▶ [SOURCE MATERIAL]:
------------------------------------------------

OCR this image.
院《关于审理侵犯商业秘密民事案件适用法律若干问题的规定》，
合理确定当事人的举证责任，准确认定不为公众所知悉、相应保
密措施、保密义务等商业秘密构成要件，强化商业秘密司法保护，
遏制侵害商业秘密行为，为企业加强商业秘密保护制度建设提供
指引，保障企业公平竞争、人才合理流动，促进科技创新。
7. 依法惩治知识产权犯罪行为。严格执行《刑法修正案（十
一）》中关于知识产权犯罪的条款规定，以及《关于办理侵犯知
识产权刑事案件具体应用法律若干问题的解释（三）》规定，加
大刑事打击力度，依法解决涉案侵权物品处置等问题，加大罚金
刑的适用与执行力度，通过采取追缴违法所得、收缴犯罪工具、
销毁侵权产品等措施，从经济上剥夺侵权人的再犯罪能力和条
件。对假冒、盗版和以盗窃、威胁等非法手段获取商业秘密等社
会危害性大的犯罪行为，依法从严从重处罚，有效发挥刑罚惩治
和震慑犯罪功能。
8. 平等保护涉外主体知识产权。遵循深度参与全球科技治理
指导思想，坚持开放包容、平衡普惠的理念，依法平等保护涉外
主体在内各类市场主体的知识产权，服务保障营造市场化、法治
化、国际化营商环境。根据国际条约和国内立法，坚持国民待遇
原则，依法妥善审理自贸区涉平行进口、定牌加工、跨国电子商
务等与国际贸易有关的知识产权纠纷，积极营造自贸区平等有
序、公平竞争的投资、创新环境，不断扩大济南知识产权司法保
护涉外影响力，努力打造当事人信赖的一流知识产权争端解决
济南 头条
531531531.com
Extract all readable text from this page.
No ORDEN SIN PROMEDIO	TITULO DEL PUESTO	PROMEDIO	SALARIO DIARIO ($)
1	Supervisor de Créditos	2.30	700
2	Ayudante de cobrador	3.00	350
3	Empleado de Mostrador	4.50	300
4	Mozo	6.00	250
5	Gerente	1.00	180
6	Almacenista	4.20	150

------------------------------------------------

▶ [TO DO]:
Reproduce the material precisely, including every line.

▶ [RESPONSE TO THIS EXERCISE]:
OCR this image.
院《关于审理侵犯商业秘密民事案件适用法律若干问题的规定》，
合理确定当事人的举证责任，准确认定不为公众所知悉、相应保
密措施、保密义务等商业秘密构成要件，强化商业秘密司法保护，
遏制侵害商业秘密行为，为企业加强商业秘密保护制度建设提供
指引，保障企业公平竞争、人才合理流动，促进科技创新。
7. 依法惩治知识产权犯罪行为。严格执行《刑法修正案（十
一）》中关于知识产权犯罪的条款规定，以及《关于办理侵犯知
识产权刑事案件具体应用法律若干问题的解释（三）》规定，加
大刑事打击力度，依法解决涉案侵权物品处置等问题，加大罚金
刑的适用与执行力度，通过采取追缴违法所得、收缴犯罪工具、
销毁侵权产品等措施，从经济上剥夺侵权人的再犯罪能力和条
件。对假冒、盗版和以盗窃、威胁等非法手段获取商业秘密等社
会危害性大的犯罪行为，依法从严从重处罚，有效发挥刑罚惩治
和震慑犯罪功能。
8. 平等保护涉外主体知识产权。遵循深度参与全球科技治理
指导思想，坚持开放包容、平衡普惠的理念，依法平等保护涉外
主体在内各类市场主体的知识产权，服务保障营造市场化、法治
化、国际化营商环境。根据国际条约和国内立法，坚持国民待遇
原则，依法妥善审理自贸区涉平行进口、定牌加工、跨国电子商
务等与国际贸易有关的知识产权纠纷，积极营造自贸区平等有
序、公平竞争的投资、创新环境，不断扩大济南知识产权司法保
护涉外影响力，努力打造当事人信赖的一流知识产权争端解决
济南 头条
531531531.com
Extract all readable text from this page.
No ORDEN SIN PROMEDIO	TITULO DEL PUESTO	PROMEDIO	SALARIO DIARIO ($)
1	Supervisor de Créditos	2.30	700
2	Ayudante de cobrador	3.00	350
3	Empleado de Mostrador	4.50	300
4	Mozo	6.00	250
5	Gerente	1.00	180
6	Almacenista	4.20	150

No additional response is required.